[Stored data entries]
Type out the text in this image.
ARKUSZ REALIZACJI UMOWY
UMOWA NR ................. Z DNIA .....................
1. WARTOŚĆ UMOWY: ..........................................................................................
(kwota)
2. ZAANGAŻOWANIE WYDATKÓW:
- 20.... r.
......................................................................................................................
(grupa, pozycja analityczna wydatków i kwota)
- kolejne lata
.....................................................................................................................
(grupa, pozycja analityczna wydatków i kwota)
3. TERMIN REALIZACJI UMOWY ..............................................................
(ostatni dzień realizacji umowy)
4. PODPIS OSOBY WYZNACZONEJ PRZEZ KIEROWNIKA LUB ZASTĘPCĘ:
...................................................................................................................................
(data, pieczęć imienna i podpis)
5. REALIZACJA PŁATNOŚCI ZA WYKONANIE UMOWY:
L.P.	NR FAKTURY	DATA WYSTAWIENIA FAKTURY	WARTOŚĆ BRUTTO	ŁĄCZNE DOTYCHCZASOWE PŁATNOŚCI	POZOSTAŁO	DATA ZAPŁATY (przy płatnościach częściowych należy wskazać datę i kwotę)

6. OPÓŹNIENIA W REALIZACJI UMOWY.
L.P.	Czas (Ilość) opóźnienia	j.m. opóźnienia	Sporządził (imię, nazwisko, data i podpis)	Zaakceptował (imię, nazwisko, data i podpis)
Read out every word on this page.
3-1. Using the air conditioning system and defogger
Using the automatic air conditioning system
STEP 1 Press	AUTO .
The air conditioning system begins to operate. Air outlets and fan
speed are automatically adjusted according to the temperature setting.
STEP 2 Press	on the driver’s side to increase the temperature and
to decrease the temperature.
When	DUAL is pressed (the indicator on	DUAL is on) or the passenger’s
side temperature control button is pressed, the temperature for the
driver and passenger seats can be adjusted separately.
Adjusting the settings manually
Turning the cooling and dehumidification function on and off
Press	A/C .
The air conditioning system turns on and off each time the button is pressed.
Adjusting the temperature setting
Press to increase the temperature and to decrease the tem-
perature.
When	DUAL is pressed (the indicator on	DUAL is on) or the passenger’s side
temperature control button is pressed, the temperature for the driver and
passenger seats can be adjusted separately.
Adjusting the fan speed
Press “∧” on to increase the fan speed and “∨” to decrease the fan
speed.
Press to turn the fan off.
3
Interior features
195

### AIM OF THE EXERCISE
Every entry above should be retyped exactly as shown.

### WRITTEN SOLUTION
Type out the text in this image.
ARKUSZ REALIZACJI UMOWY
UMOWA NR ................. Z DNIA .....................
1. WARTOŚĆ UMOWY: ..........................................................................................
(kwota)
2. ZAANGAŻOWANIE WYDATKÓW:
- 20.... r.
......................................................................................................................
(grupa, pozycja analityczna wydatków i kwota)
- kolejne lata
.....................................................................................................................
(grupa, pozycja analityczna wydatków i kwota)
3. TERMIN REALIZACJI UMOWY ..............................................................
(ostatni dzień realizacji umowy)
4. PODPIS OSOBY WYZNACZONEJ PRZEZ KIEROWNIKA LUB ZASTĘPCĘ:
...................................................................................................................................
(data, pieczęć imienna i podpis)
5. REALIZACJA PŁATNOŚCI ZA WYKONANIE UMOWY:
L.P.	NR FAKTURY	DATA WYSTAWIENIA FAKTURY	WARTOŚĆ BRUTTO	ŁĄCZNE DOTYCHCZASOWE PŁATNOŚCI	POZOSTAŁO	DATA ZAPŁATY (przy płatnościach częściowych należy wskazać datę i kwotę)

6. OPÓŹNIENIA W REALIZACJI UMOWY.
L.P.	Czas (Ilość) opóźnienia	j.m. opóźnienia	Sporządził (imię, nazwisko, data i podpis)	Zaakceptował (imię, nazwisko, data i podpis)
Read out every word on this page.
3-1. Using the air conditioning system and defogger
Using the automatic air conditioning system
STEP 1 Press	AUTO .
The air conditioning system begins to operate. Air outlets and fan
speed are automatically adjusted according to the temperature setting.
STEP 2 Press	on the driver’s side to increase the temperature and
to decrease the temperature.
When	DUAL is pressed (the indicator on	DUAL is on) or the passenger’s
side temperature control button is pressed, the temperature for the
driver and passenger seats can be adjusted separately.
Adjusting the settings manually
Turning the cooling and dehumidification function on and off
Press	A/C .
The air conditioning system turns on and off each time the button is pressed.
Adjusting the temperature setting
Press to increase the temperature and to decrease the tem-
perature.
When	DUAL is pressed (the indicator on	DUAL is on) or the passenger’s side
temperature control button is pressed, the temperature for the driver and
passenger seats can be adjusted separately.
Adjusting the fan speed
Press “∧” on to increase the fan speed and “∨” to decrease the fan
speed.
Press to turn the fan off.
3
Interior features
195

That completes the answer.